What is needed. Nothing in the data should change when you return it, but leave the pictures out.
--- start Task input ---
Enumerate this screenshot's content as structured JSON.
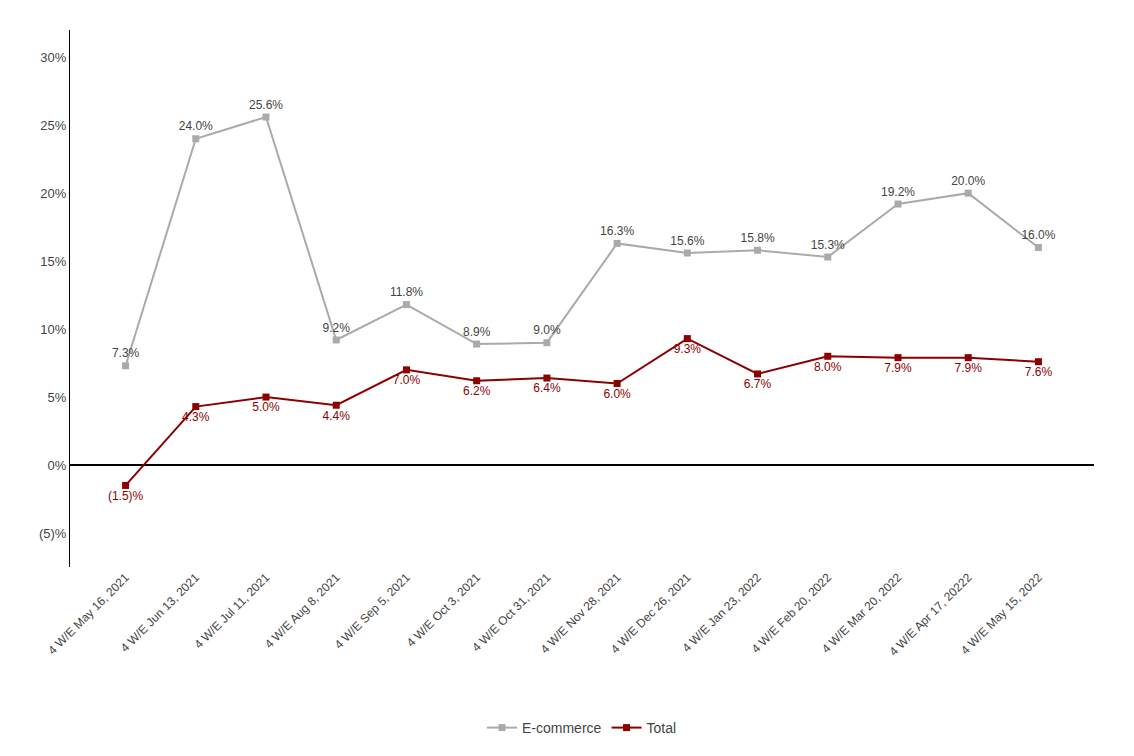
{
  "chart_data": {
    "type": "line",
    "categories": [
      "4 W/E May 16, 2021",
      "4 W/E Jun 13, 2021",
      "4 W/E Jul 11, 2021",
      "4 W/E Aug 8, 2021",
      "4 W/E Sep 5, 2021",
      "4 W/E Oct 3, 2021",
      "4 W/E Oct 31, 2021",
      "4 W/E Nov 28, 2021",
      "4 W/E Dec 26, 2021",
      "4 W/E Jan 23, 2022",
      "4 W/E Feb 20, 2022",
      "4 W/E Mar 20, 2022",
      "4 W/E Apr 17, 20222",
      "4 W/E May 15, 2022"
    ],
    "series": [
      {
        "name": "E-commerce",
        "color": "#aaaaaa",
        "values": [
          7.3,
          24.0,
          25.6,
          9.2,
          11.8,
          8.9,
          9.0,
          16.3,
          15.6,
          15.8,
          15.3,
          19.2,
          20.0,
          16.0
        ],
        "value_labels": [
          "7.3%",
          "24.0%",
          "25.6%",
          "9.2%",
          "11.8%",
          "8.9%",
          "9.0%",
          "16.3%",
          "15.6%",
          "15.8%",
          "15.3%",
          "19.2%",
          "20.0%",
          "16.0%"
        ]
      },
      {
        "name": "Total",
        "color": "#8b0000",
        "values": [
          -1.5,
          4.3,
          5.0,
          4.4,
          7.0,
          6.2,
          6.4,
          6.0,
          9.3,
          6.7,
          8.0,
          7.9,
          7.9,
          7.6
        ],
        "value_labels": [
          "(1.5)%",
          "4.3%",
          "5.0%",
          "4.4%",
          "7.0%",
          "6.2%",
          "6.4%",
          "6.0%",
          "9.3%",
          "6.7%",
          "8.0%",
          "7.9%",
          "7.9%",
          "7.6%"
        ]
      }
    ],
    "ylim": [
      -7.5,
      32
    ],
    "yticks": [
      {
        "value": -5,
        "label": "(5)%"
      },
      {
        "value": 0,
        "label": "0%"
      },
      {
        "value": 5,
        "label": "5%"
      },
      {
        "value": 10,
        "label": "10%"
      },
      {
        "value": 15,
        "label": "15%"
      },
      {
        "value": 20,
        "label": "20%"
      },
      {
        "value": 25,
        "label": "25%"
      },
      {
        "value": 30,
        "label": "30%"
      }
    ],
    "grid": false,
    "legend": "bottom",
    "data_labels": true,
    "marker": "square"
  }
}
--- end Task input ---
Correct result.
Enumerate this screenshot's content as structured JSON.
{
  "chart_data": {
    "type": "line",
    "categories": [
      "4 W/E May 16, 2021",
      "4 W/E Jun 13, 2021",
      "4 W/E Jul 11, 2021",
      "4 W/E Aug 8, 2021",
      "4 W/E Sep 5, 2021",
      "4 W/E Oct 3, 2021",
      "4 W/E Oct 31, 2021",
      "4 W/E Nov 28, 2021",
      "4 W/E Dec 26, 2021",
      "4 W/E Jan 23, 2022",
      "4 W/E Feb 20, 2022",
      "4 W/E Mar 20, 2022",
      "4 W/E Apr 17, 20222",
      "4 W/E May 15, 2022"
    ],
    "series": [
      {
        "name": "E-commerce",
        "color": "#aaaaaa",
        "values": [
          7.3,
          24.0,
          25.6,
          9.2,
          11.8,
          8.9,
          9.0,
          16.3,
          15.6,
          15.8,
          15.3,
          19.2,
          20.0,
          16.0
        ],
        "value_labels": [
          "7.3%",
          "24.0%",
          "25.6%",
          "9.2%",
          "11.8%",
          "8.9%",
          "9.0%",
          "16.3%",
          "15.6%",
          "15.8%",
          "15.3%",
          "19.2%",
          "20.0%",
          "16.0%"
        ]
      },
      {
        "name": "Total",
        "color": "#8b0000",
        "values": [
          -1.5,
          4.3,
          5.0,
          4.4,
          7.0,
          6.2,
          6.4,
          6.0,
          9.3,
          6.7,
          8.0,
          7.9,
          7.9,
          7.6
        ],
        "value_labels": [
          "(1.5)%",
          "4.3%",
          "5.0%",
          "4.4%",
          "7.0%",
          "6.2%",
          "6.4%",
          "6.0%",
          "9.3%",
          "6.7%",
          "8.0%",
          "7.9%",
          "7.9%",
          "7.6%"
        ]
      }
    ],
    "ylim": [
      -7.5,
      32
    ],
    "yticks": [
      {
        "value": -5,
        "label": "(5)%"
      },
      {
        "value": 0,
        "label": "0%"
      },
      {
        "value": 5,
        "label": "5%"
      },
      {
        "value": 10,
        "label": "10%"
      },
      {
        "value": 15,
        "label": "15%"
      },
      {
        "value": 20,
        "label": "20%"
      },
      {
        "value": 25,
        "label": "25%"
      },
      {
        "value": 30,
        "label": "30%"
      }
    ],
    "grid": false,
    "legend": "bottom",
    "data_labels": true,
    "marker": "square"
  }
}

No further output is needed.